===== PROVIDED RECORDS

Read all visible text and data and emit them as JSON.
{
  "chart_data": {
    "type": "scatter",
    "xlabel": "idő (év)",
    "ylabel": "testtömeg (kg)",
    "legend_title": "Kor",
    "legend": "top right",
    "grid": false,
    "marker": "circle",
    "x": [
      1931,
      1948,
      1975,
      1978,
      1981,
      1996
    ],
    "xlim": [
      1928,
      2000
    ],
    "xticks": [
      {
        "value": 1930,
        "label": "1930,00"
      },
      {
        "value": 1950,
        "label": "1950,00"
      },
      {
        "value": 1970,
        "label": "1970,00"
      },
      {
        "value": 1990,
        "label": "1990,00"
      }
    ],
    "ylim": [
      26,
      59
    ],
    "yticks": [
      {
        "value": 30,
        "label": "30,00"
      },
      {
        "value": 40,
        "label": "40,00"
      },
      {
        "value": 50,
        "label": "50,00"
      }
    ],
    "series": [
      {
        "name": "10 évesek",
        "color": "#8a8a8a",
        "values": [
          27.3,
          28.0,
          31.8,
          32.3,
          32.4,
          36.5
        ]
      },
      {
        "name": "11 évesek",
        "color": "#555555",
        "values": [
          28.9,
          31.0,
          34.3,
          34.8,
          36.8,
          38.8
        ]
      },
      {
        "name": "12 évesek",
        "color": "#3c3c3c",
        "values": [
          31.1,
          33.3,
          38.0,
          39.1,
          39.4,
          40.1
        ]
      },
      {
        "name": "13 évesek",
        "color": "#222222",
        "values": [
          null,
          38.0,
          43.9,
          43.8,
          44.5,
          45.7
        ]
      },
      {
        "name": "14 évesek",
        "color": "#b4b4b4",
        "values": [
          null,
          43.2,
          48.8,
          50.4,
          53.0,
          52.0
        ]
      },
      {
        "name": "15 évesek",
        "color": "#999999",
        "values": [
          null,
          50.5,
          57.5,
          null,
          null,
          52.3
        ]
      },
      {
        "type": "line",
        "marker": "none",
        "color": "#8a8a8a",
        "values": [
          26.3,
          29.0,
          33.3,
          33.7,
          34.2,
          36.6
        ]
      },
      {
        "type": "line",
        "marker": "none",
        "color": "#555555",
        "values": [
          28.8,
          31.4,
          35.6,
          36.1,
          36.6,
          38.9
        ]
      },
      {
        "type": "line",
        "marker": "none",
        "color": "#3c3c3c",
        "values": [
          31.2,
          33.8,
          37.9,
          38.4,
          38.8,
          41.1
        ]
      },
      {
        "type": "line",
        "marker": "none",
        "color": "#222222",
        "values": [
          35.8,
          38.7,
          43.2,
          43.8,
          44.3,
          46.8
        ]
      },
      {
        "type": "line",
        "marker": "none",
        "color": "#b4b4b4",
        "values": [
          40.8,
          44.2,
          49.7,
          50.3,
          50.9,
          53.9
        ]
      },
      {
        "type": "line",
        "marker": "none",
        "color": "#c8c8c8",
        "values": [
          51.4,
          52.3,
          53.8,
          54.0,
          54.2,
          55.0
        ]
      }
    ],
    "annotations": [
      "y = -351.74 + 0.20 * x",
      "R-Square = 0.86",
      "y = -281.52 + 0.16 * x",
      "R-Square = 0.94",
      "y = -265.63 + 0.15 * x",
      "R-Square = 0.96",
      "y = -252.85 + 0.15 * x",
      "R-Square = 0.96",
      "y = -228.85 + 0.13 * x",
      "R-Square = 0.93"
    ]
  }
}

==========

▸ **WHAT IS BEING ASKED**: Repeat each record exactly. Omit nothing.

▸ **COMPLETE RESPONSE**:
Read all visible text and data and emit them as JSON.
{
  "chart_data": {
    "type": "scatter",
    "xlabel": "idő (év)",
    "ylabel": "testtömeg (kg)",
    "legend_title": "Kor",
    "legend": "top right",
    "grid": false,
    "marker": "circle",
    "x": [
      1931,
      1948,
      1975,
      1978,
      1981,
      1996
    ],
    "xlim": [
      1928,
      2000
    ],
    "xticks": [
      {
        "value": 1930,
        "label": "1930,00"
      },
      {
        "value": 1950,
        "label": "1950,00"
      },
      {
        "value": 1970,
        "label": "1970,00"
      },
      {
        "value": 1990,
        "label": "1990,00"
      }
    ],
    "ylim": [
      26,
      59
    ],
    "yticks": [
      {
        "value": 30,
        "label": "30,00"
      },
      {
        "value": 40,
        "label": "40,00"
      },
      {
        "value": 50,
        "label": "50,00"
      }
    ],
    "series": [
      {
        "name": "10 évesek",
        "color": "#8a8a8a",
        "values": [
          27.3,
          28.0,
          31.8,
          32.3,
          32.4,
          36.5
        ]
      },
      {
        "name": "11 évesek",
        "color": "#555555",
        "values": [
          28.9,
          31.0,
          34.3,
          34.8,
          36.8,
          38.8
        ]
      },
      {
        "name": "12 évesek",
        "color": "#3c3c3c",
        "values": [
          31.1,
          33.3,
          38.0,
          39.1,
          39.4,
          40.1
        ]
      },
      {
        "name": "13 évesek",
        "color": "#222222",
        "values": [
          null,
          38.0,
          43.9,
          43.8,
          44.5,
          45.7
        ]
      },
      {
        "name": "14 évesek",
        "color": "#b4b4b4",
        "values": [
          null,
          43.2,
          48.8,
          50.4,
          53.0,
          52.0
        ]
      },
      {
        "name": "15 évesek",
        "color": "#999999",
        "values": [
          null,
          50.5,
          57.5,
          null,
          null,
          52.3
        ]
      },
      {
        "type": "line",
        "marker": "none",
        "color": "#8a8a8a",
        "values": [
          26.3,
          29.0,
          33.3,
          33.7,
          34.2,
          36.6
        ]
      },
      {
        "type": "line",
        "marker": "none",
        "color": "#555555",
        "values": [
          28.8,
          31.4,
          35.6,
          36.1,
          36.6,
          38.9
        ]
      },
      {
        "type": "line",
        "marker": "none",
        "color": "#3c3c3c",
        "values": [
          31.2,
          33.8,
          37.9,
          38.4,
          38.8,
          41.1
        ]
      },
      {
        "type": "line",
        "marker": "none",
        "color": "#222222",
        "values": [
          35.8,
          38.7,
          43.2,
          43.8,
          44.3,
          46.8
        ]
      },
      {
        "type": "line",
        "marker": "none",
        "color": "#b4b4b4",
        "values": [
          40.8,
          44.2,
          49.7,
          50.3,
          50.9,
          53.9
        ]
      },
      {
        "type": "line",
        "marker": "none",
        "color": "#c8c8c8",
        "values": [
          51.4,
          52.3,
          53.8,
          54.0,
          54.2,
          55.0
        ]
      }
    ],
    "annotations": [
      "y = -351.74 + 0.20 * x",
      "R-Square = 0.86",
      "y = -281.52 + 0.16 * x",
      "R-Square = 0.94",
      "y = -265.63 + 0.15 * x",
      "R-Square = 0.96",
      "y = -252.85 + 0.15 * x",
      "R-Square = 0.96",
      "y = -228.85 + 0.13 * x",
      "R-Square = 0.93"
    ]
  }
}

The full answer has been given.